### Set exercise A
Please copy the entries below word for word, from their first line through the line containing "footer-heading: FONTE xyxy=(84,737,136,753)".

**** Document text ****

Code Monkey home page Code Monkey logo

uri's Introduction

uri

Lint CI Coverage Status Vulnerability Check Go Report Card

GitHub tag (latest by date) Go Reference license

Package uri is meant to be an RFC 3986 compliant URI builder, parser and validator for golang.

It supports strict RFC validation for URIs and URI relative references.

This allows for stricter conformance than the net/url package in the go standard libary, which provides a workable but loose implementation of the RFC for URLs.

Requires go1.19.

What's new?

V1.2 announcement

To do before I cut a v1.2.0:

  • [] handle empty fragment, empty query. Ex: https://host? is not equivalent to http://host. Similarly https://host# is not equivalent to http://host.
  • [] IRI UCS charset compliance
  • [] URI normalization (like PuerkitoBio/purell)
  • [] more explicit errors, with context

See also TODOs.

V2 announcement

V2 is getting closer to completion. It comes with:

  • very significant performance improvement (x 1.5). Eventually uri gets significantly faster than net/url (-50% ns/op)
  • a simplified API: no interface, no Validate(), no Builder()
  • options for tuning validation strictness
  • exported package level variables disappear

Current master (unreleased)

Fixes

  • stricter scheme validation (no longer support non-ASCII letters). Ex: Smørrebrød:// is not a valid scheme.
  • stricter IP validation (do not support escaping in addresses, excepted for IPv6 zones)
  • stricter percent-escape validation: an escaped character MUST decode to a valid UTF8 endpoint (1). Ex: %C3 is an incomplete escaped UTF8 sequence. Should be %C3%B8 to escape the full UTF8 rune.
  • stricter port validation. A port is an integer less than or equal to 65535.

(1) go natively manipulates UTF8 strings only. Even though the standards are not strict about the character encoding of escaped sequences, it seems natural to prevent invalid UTF8 to propagate via percent escaping. Notice that this approach is not the one followed by net/url.PathUnescape(), which leaves invalid runes.

Features

  • feat: added IsIP() bool and IPAddr() netip.Addr methods

Performances

  • perf: slight improvement. Now only 8-25% slower than net/url.Parse, depending on the workload

Older releases

Usage

Parsing

	u, err := Parse("https://example.com:8080/path")
	if err != nil {
		fmt.Printf("Invalid URI")
	} else {
		fmt.Printf("%s", u.Scheme())
	}
	// Output: https
	u, err := ParseReference("//example.com/path")
	if err != nil {
		fmt.Printf("Invalid URI reference")
	} else {
		fmt.Printf("%s", u.Authority().Path())

****

### Set exercise B
Continue the page about the uri Go package from the point where it stops.

**** Data supplied ****

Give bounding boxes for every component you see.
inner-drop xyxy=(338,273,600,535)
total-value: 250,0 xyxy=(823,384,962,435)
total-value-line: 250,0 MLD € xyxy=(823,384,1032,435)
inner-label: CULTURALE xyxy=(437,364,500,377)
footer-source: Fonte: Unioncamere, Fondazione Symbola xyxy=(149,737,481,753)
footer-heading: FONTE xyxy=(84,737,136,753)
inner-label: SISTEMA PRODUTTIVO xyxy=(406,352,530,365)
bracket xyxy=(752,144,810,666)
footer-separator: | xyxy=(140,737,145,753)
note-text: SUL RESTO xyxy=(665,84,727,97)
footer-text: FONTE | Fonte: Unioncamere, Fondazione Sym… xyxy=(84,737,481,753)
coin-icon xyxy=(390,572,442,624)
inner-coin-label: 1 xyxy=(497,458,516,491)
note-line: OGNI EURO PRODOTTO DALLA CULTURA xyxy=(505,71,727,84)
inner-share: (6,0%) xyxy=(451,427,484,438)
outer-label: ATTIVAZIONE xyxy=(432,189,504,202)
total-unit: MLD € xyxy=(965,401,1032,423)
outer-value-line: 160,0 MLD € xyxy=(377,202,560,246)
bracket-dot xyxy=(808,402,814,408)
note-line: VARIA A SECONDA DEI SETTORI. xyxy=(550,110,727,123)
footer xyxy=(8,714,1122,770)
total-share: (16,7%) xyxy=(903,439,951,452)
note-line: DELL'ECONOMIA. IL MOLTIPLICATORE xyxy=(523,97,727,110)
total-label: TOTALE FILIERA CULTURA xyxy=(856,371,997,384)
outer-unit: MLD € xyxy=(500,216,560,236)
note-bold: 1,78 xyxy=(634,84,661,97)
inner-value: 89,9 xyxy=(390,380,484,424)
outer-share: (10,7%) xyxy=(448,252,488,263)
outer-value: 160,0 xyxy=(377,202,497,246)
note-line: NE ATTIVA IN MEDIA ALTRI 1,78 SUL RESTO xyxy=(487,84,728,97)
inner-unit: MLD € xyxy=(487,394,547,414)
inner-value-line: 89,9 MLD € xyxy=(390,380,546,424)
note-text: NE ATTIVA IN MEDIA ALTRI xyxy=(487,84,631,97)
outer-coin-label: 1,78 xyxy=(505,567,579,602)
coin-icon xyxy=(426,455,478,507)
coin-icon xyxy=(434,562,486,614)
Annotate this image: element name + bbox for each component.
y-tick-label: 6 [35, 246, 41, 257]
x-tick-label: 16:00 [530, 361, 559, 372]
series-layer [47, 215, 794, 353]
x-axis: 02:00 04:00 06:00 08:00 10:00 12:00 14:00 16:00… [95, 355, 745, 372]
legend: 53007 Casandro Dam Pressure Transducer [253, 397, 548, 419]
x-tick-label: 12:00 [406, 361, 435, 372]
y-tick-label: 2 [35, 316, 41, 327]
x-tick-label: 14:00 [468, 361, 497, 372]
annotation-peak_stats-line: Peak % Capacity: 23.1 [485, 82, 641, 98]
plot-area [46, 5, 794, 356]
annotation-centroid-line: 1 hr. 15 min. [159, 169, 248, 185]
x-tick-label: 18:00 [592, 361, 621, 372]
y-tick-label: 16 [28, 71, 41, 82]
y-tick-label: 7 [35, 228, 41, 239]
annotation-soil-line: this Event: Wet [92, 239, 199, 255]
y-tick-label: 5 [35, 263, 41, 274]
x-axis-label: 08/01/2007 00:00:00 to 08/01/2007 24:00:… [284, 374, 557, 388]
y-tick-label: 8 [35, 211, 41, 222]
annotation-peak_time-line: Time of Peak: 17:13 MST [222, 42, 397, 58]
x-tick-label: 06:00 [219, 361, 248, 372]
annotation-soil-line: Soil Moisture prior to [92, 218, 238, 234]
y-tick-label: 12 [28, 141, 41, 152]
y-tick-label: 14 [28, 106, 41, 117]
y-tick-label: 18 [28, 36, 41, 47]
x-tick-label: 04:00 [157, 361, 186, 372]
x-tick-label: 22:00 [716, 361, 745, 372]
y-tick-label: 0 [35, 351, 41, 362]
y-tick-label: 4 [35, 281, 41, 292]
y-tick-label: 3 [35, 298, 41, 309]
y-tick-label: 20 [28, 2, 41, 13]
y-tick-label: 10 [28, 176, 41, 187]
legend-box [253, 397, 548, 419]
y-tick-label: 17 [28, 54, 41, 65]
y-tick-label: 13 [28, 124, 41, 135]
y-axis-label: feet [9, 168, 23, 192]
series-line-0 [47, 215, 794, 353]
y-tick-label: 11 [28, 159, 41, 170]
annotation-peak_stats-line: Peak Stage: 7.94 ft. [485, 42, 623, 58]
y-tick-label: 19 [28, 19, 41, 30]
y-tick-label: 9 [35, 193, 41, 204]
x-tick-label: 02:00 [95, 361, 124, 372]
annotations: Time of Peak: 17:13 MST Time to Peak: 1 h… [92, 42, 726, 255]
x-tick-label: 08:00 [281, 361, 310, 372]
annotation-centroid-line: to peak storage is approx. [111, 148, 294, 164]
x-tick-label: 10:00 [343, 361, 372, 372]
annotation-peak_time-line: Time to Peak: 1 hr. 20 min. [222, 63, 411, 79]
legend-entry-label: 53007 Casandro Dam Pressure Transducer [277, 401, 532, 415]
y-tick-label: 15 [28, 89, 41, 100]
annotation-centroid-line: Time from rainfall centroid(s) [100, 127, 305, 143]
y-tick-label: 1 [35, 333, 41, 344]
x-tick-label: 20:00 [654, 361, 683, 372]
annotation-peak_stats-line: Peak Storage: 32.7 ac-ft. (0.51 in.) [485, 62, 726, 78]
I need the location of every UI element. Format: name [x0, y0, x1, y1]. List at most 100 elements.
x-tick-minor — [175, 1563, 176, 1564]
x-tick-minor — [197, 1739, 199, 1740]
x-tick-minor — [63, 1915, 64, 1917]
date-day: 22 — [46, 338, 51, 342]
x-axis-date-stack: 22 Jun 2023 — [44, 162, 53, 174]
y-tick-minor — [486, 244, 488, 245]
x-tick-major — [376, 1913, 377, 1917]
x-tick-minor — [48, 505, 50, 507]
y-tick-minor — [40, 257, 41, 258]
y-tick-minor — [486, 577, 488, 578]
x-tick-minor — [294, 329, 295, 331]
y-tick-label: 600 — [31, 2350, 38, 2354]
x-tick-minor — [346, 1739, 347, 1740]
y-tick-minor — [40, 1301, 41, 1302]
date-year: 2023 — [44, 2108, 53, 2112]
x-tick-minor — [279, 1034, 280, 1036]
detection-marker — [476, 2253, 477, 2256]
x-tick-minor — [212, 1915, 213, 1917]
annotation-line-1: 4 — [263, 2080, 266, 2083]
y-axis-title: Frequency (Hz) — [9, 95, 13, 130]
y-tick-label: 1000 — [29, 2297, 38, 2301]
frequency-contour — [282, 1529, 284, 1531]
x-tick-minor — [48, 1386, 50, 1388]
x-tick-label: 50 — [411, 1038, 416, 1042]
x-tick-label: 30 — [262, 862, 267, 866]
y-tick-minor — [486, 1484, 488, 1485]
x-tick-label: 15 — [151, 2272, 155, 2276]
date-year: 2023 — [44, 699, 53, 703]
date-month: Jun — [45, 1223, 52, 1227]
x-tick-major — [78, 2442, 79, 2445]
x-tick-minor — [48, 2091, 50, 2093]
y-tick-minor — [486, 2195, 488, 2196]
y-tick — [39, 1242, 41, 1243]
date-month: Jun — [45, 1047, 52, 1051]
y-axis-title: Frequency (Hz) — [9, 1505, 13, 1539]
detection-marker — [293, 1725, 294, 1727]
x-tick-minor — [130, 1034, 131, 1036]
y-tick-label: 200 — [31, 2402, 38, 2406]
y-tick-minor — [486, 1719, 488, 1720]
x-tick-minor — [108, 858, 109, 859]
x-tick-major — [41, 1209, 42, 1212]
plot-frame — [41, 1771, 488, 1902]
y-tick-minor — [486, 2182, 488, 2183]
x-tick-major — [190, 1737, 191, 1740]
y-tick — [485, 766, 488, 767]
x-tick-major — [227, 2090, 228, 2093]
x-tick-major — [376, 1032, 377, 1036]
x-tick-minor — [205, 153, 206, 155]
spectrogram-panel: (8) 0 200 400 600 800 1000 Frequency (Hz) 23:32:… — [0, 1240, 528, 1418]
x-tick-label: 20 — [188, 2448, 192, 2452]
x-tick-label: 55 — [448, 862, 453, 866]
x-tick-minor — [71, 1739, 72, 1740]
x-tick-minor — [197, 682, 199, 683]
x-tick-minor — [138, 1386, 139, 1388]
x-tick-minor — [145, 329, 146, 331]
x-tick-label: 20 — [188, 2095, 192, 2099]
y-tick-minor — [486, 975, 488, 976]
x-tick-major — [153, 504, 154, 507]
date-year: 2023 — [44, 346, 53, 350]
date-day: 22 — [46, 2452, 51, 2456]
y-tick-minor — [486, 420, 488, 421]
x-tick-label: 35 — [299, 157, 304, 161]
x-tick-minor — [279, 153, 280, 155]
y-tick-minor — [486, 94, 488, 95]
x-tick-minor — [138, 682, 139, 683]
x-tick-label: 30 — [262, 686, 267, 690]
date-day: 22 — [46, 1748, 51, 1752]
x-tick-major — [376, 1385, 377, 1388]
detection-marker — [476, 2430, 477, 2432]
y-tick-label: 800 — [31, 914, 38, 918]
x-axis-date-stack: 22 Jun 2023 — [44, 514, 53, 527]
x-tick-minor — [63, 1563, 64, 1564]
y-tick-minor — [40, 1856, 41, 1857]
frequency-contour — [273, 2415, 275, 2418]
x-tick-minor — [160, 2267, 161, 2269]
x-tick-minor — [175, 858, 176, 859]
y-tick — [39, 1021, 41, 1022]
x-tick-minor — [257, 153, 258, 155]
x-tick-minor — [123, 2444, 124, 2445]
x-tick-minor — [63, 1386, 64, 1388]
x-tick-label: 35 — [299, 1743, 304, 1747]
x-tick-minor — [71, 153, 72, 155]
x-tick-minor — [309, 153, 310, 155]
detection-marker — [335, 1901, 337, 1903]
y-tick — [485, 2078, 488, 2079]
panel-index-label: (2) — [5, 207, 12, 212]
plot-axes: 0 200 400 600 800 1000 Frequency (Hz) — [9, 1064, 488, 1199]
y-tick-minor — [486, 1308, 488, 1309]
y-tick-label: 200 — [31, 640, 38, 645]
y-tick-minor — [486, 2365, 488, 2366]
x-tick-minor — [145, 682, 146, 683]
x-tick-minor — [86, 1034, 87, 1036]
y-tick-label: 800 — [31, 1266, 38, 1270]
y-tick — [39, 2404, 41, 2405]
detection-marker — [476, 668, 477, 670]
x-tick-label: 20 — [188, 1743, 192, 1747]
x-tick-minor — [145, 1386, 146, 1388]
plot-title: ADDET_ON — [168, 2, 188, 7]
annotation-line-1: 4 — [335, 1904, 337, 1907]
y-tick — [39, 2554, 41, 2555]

****

### Exercise response A
Give bounding boxes for every component you see.
inner-drop xyxy=(338,273,600,535)
total-value: 250,0 xyxy=(823,384,962,435)
total-value-line: 250,0 MLD € xyxy=(823,384,1032,435)
inner-label: CULTURALE xyxy=(437,364,500,377)
footer-source: Fonte: Unioncamere, Fondazione Symbola xyxy=(149,737,481,753)
footer-heading: FONTE xyxy=(84,737,136,753)

### Exercise response B
	}
	// Output: /path

Validating

    isValid := IsURI("urn://example.com?query=x#fragment/path") // true

    isValid= IsURI("//example.com?query=x#fragment/path") // false

    isValid= IsURIReference("//example.com?query=x#fragment/path") // true

Caveats

  • Registered name vs DNS name: RFC3986 defines a super-permissive "registered name" for hosts, for URIs not specifically related to an Internet name. Our validation performs a stricter host validation according to DNS rules whenever the scheme is a well-known IANA-registered scheme (the function UsesDNSHostValidation(string) bool is customizable).

Examples: ftp://host, http://host default to validating a proper DNS hostname.

  • IPv6 validation relies on IP parsing from the standard library. It is not super strict regarding the full-fledged IPv6 specification, but abides by the URI RFC's.

  • URI vs URL: every URL should be a URI, but the converse does not always hold. This module intends to perform stricter validation than the pragmatic standard library net/url, which currently remains about 30% faster.

  • URI vs IRI: at this moment, this module checks for URI, while supporting unicode letters as ALPHA tokens. This is not strictly compliant with the IRI specification (see known issues).

Building

The exposed type URI can be transformed into a fluent Builder to set the parts of an URI.

	aURI, _ := Parse("mailto://[email protected]")
	newURI := auri.Builder().SetUserInfo(test.name).SetHost("newdomain.com").SetScheme("http").SetPort("443")

Canonicalization

Not supported for now (contemplated as a topic for V2).

For URL normalization, see PuerkitoBio/purell.

Reference specifications

The librarian's corner (still WIP).

Title Reference Notes
Uniform Resource Identifier (URI) RFC3986 (1)(2)
Uniform Resource Locator (URL) RFC1738
Relative URL RFC1808
Internationalized Resource Identifier (IRI) RFC3987 (1)
Practical standardization guidelines URL WhatWG Living Standard (4)
Domain names implementation RFC1035
IPv6
Representing IPv6 Zone Identifiers RFC6874
IPv6 Addressing architecture RFC3513
URI Schemes
IANA registered URI schemes IANA (5)
Port numbers
IANA port assignments by service IANA
Well-known TCP and UDP port numbers [Wikipedia)(https://en.wikipedia.org/wiki/List_of_TCP_and_UDP_port_numbers)

|

Notes

(1) Deviations from the RFC:

  • Tokens: ALPHAs are tolerated to be Unicode Letter codepoints. Schemes remain constrained to ASCII letters ([a-z]|[A-Z])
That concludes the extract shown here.